▶ Work to do
Extract the lines that carry the string "Wijffels" from the listing.

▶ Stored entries
________________________________________
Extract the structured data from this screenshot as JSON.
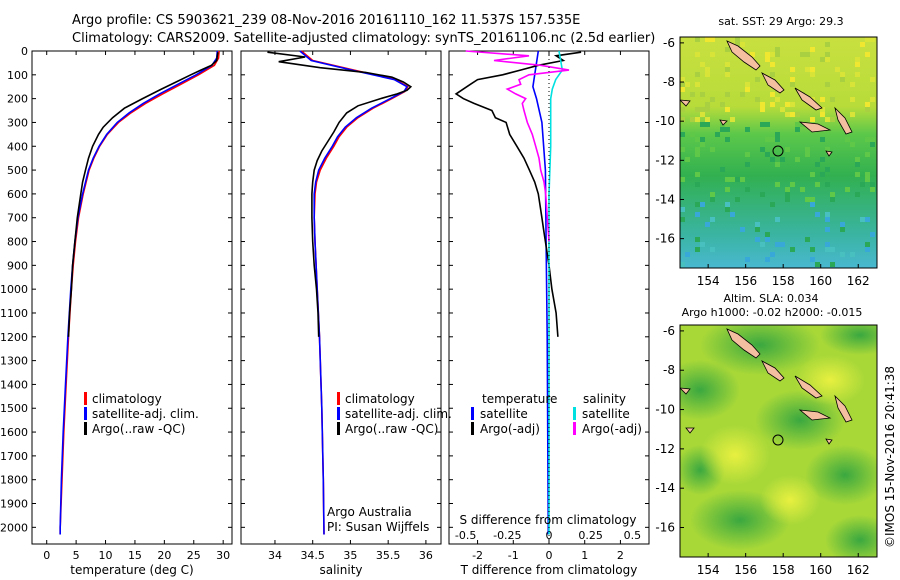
{
  "header": {
    "line1": "Argo profile: CS 5903621_239 08-Nov-2016 20161110_162 11.537S 157.535E",
    "line2": "Climatology: CARS2009. Satellite-adjusted climatology: synTS_20161106.nc (2.5d earlier)"
  },
  "credit": "©IMOS 15-Nov-2016 20:41:38",
  "colors": {
    "clim": "#ff0000",
    "sat": "#0000ff",
    "argo": "#000000",
    "sal_sat": "#00e0e0",
    "sal_argo": "#ff00ff"
  },
  "chart_data": [
    {
      "type": "line",
      "name": "temperature-profile",
      "xlabel": "temperature (deg C)",
      "xlim": [
        -2.5,
        31.5
      ],
      "xticks": [
        0,
        5,
        10,
        15,
        20,
        25,
        30
      ],
      "ylim": [
        0,
        2070
      ],
      "yticks": [
        0,
        100,
        200,
        300,
        400,
        500,
        600,
        700,
        800,
        900,
        1000,
        1100,
        1200,
        1300,
        1400,
        1500,
        1600,
        1700,
        1800,
        1900,
        2000
      ],
      "legend": [
        "climatology",
        "satellite-adj. clim.",
        "Argo(..raw -QC)"
      ],
      "series": [
        {
          "name": "climatology",
          "depth": [
            0,
            30,
            60,
            100,
            140,
            180,
            220,
            260,
            300,
            350,
            400,
            450,
            500,
            600,
            700,
            800,
            900,
            1000,
            1200,
            1400,
            1600,
            1800,
            2000,
            2030
          ],
          "values": [
            29.3,
            29.2,
            28.5,
            25.8,
            22.8,
            19.7,
            16.8,
            14.3,
            12.2,
            10.3,
            9.0,
            8.0,
            7.2,
            6.2,
            5.4,
            4.9,
            4.5,
            4.2,
            3.7,
            3.3,
            2.9,
            2.6,
            2.3,
            2.3
          ]
        },
        {
          "name": "satellite-adj. clim.",
          "depth": [
            0,
            30,
            60,
            100,
            140,
            180,
            220,
            260,
            300,
            350,
            400,
            450,
            500,
            600,
            700,
            800,
            900,
            1000,
            1200,
            1400,
            1600,
            1800,
            2000,
            2030
          ],
          "values": [
            29.0,
            28.9,
            28.1,
            25.4,
            22.3,
            19.2,
            16.4,
            14.0,
            12.0,
            10.2,
            8.9,
            7.9,
            7.1,
            6.1,
            5.3,
            4.8,
            4.4,
            4.1,
            3.6,
            3.2,
            2.8,
            2.5,
            2.3,
            2.3
          ]
        },
        {
          "name": "Argo",
          "depth": [
            5,
            20,
            40,
            60,
            80,
            100,
            130,
            160,
            200,
            240,
            280,
            320,
            350,
            400,
            450,
            500,
            550,
            600,
            700,
            800,
            900,
            1000,
            1100,
            1200
          ],
          "values": [
            29.1,
            29.0,
            28.9,
            28.0,
            26.2,
            24.5,
            22.0,
            19.5,
            16.3,
            13.2,
            11.2,
            9.6,
            8.8,
            7.8,
            7.1,
            6.6,
            6.1,
            5.8,
            5.2,
            4.8,
            4.4,
            4.2,
            3.9,
            3.7
          ]
        }
      ]
    },
    {
      "type": "line",
      "name": "salinity-profile",
      "xlabel": "salinity",
      "xlim": [
        33.55,
        36.2
      ],
      "xticks": [
        34,
        34.5,
        35,
        35.5,
        36
      ],
      "ylim": [
        0,
        2070
      ],
      "legend": [
        "climatology",
        "satellite-adj. clim.",
        "Argo(..raw -QC)"
      ],
      "annotation": [
        "Argo Australia",
        "PI: Susan Wijffels"
      ],
      "series": [
        {
          "name": "climatology",
          "depth": [
            0,
            40,
            80,
            120,
            150,
            170,
            200,
            240,
            280,
            320,
            360,
            400,
            450,
            500,
            550,
            600,
            700,
            800,
            1000,
            1200,
            1500,
            1800,
            2030
          ],
          "values": [
            34.35,
            34.5,
            35.05,
            35.6,
            35.76,
            35.72,
            35.55,
            35.3,
            35.1,
            34.95,
            34.85,
            34.78,
            34.68,
            34.6,
            34.55,
            34.53,
            34.52,
            34.53,
            34.56,
            34.59,
            34.62,
            34.64,
            34.65
          ]
        },
        {
          "name": "satellite-adj. clim.",
          "depth": [
            0,
            40,
            80,
            120,
            150,
            170,
            200,
            240,
            280,
            320,
            360,
            400,
            450,
            500,
            550,
            600,
            700,
            800,
            1000,
            1200,
            1500,
            1800,
            2030
          ],
          "values": [
            34.33,
            34.48,
            35.02,
            35.58,
            35.75,
            35.71,
            35.53,
            35.28,
            35.08,
            34.93,
            34.83,
            34.76,
            34.66,
            34.58,
            34.54,
            34.52,
            34.52,
            34.53,
            34.56,
            34.59,
            34.62,
            34.64,
            34.65
          ]
        },
        {
          "name": "Argo",
          "depth": [
            5,
            25,
            45,
            70,
            90,
            110,
            130,
            150,
            165,
            180,
            200,
            230,
            260,
            300,
            340,
            380,
            420,
            460,
            500,
            550,
            600,
            700,
            800,
            900,
            1000,
            1100,
            1200
          ],
          "values": [
            33.9,
            34.4,
            34.05,
            34.6,
            35.2,
            35.55,
            35.7,
            35.8,
            35.75,
            35.62,
            35.4,
            35.1,
            34.95,
            34.85,
            34.78,
            34.7,
            34.62,
            34.56,
            34.52,
            34.5,
            34.49,
            34.49,
            34.5,
            34.52,
            34.55,
            34.57,
            34.58
          ]
        }
      ]
    },
    {
      "type": "line",
      "name": "difference-profile",
      "xlabel": "T difference from climatology",
      "xlabel_top": "S difference from climatology",
      "xlim": [
        -2.8,
        2.8
      ],
      "xticks": [
        -2,
        -1,
        0,
        1,
        2
      ],
      "xticks_top": [
        "-0.5",
        "-0.25",
        "0",
        "0.25",
        "0.5"
      ],
      "ylim": [
        0,
        2070
      ],
      "legend": [
        "temperature",
        "satellite",
        "Argo(-adj)",
        "salinity",
        "satellite",
        "Argo(-adj)"
      ],
      "series": [
        {
          "name": "temperature satellite",
          "depth": [
            0,
            50,
            100,
            150,
            200,
            300,
            500,
            800,
            1200,
            2030
          ],
          "values": [
            -0.3,
            -0.35,
            -0.4,
            -0.45,
            -0.35,
            -0.2,
            -0.1,
            -0.08,
            -0.05,
            -0.02
          ]
        },
        {
          "name": "temperature Argo(-adj)",
          "depth": [
            5,
            20,
            40,
            60,
            80,
            100,
            120,
            140,
            160,
            180,
            200,
            220,
            250,
            280,
            300,
            350,
            400,
            450,
            500,
            550,
            600,
            650,
            700,
            750,
            800,
            900,
            1000,
            1100,
            1200
          ],
          "values": [
            0.9,
            0.2,
            0.4,
            -0.3,
            -0.8,
            -1.3,
            -2.0,
            -2.2,
            -2.4,
            -2.6,
            -2.4,
            -2.1,
            -1.6,
            -1.5,
            -1.2,
            -1.1,
            -0.9,
            -0.7,
            -0.55,
            -0.4,
            -0.3,
            -0.25,
            -0.2,
            -0.15,
            -0.1,
            0,
            0.08,
            0.2,
            0.25
          ]
        },
        {
          "name": "salinity satellite",
          "depth": [
            0,
            40,
            80,
            120,
            160,
            200,
            300,
            400,
            600,
            800,
            1000,
            1500,
            2030
          ],
          "values": [
            0.06,
            0.07,
            0.08,
            0.04,
            0.02,
            0.01,
            0.01,
            0.01,
            0,
            0,
            0,
            0,
            0
          ]
        },
        {
          "name": "salinity Argo(-adj)",
          "depth": [
            0,
            20,
            40,
            60,
            80,
            100,
            120,
            140,
            160,
            180,
            200,
            220,
            250,
            300,
            350,
            400,
            450,
            500,
            550,
            600,
            700,
            800
          ],
          "values": [
            -0.5,
            -0.12,
            -0.33,
            -0.05,
            0.12,
            -0.12,
            -0.18,
            -0.17,
            -0.25,
            -0.2,
            -0.14,
            -0.16,
            -0.15,
            -0.13,
            -0.1,
            -0.08,
            -0.06,
            -0.05,
            -0.03,
            -0.02,
            -0.01,
            0
          ]
        }
      ]
    },
    {
      "type": "heatmap",
      "name": "sst-map",
      "title": "sat. SST: 29 Argo: 29.3",
      "xticks": [
        154,
        156,
        158,
        160,
        162
      ],
      "yticks": [
        -6,
        -8,
        -10,
        -12,
        -14,
        -16
      ],
      "xlim": [
        152.5,
        163
      ],
      "ylim": [
        -17.5,
        -5.7
      ],
      "marker": {
        "lon": 157.535,
        "lat": -11.537
      }
    },
    {
      "type": "heatmap",
      "name": "sla-map",
      "title": "Altim. SLA: 0.034",
      "subtitle": "Argo h1000: -0.02 h2000: -0.015",
      "xticks": [
        154,
        156,
        158,
        160,
        162
      ],
      "yticks": [
        -6,
        -8,
        -10,
        -12,
        -14,
        -16
      ],
      "xlim": [
        152.5,
        163
      ],
      "ylim": [
        -17.5,
        -5.7
      ],
      "marker": {
        "lon": 157.535,
        "lat": -11.537
      }
    }
  ],
  "legend_profile": [
    "climatology",
    "satellite-adj. clim.",
    "Argo(..raw -QC)"
  ],
  "legend_diff": {
    "t_head": "temperature",
    "s_head": "salinity",
    "sat": "satellite",
    "argo": "Argo(-adj)"
  },
  "annotation": {
    "line1": "Argo Australia",
    "line2": "PI: Susan Wijffels"
  },
  "diff_top_label": "S difference from climatology"
}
________________________________________
▶ Right answer
        "PI: Susan Wijffels"
    "line2": "PI: Susan Wijffels"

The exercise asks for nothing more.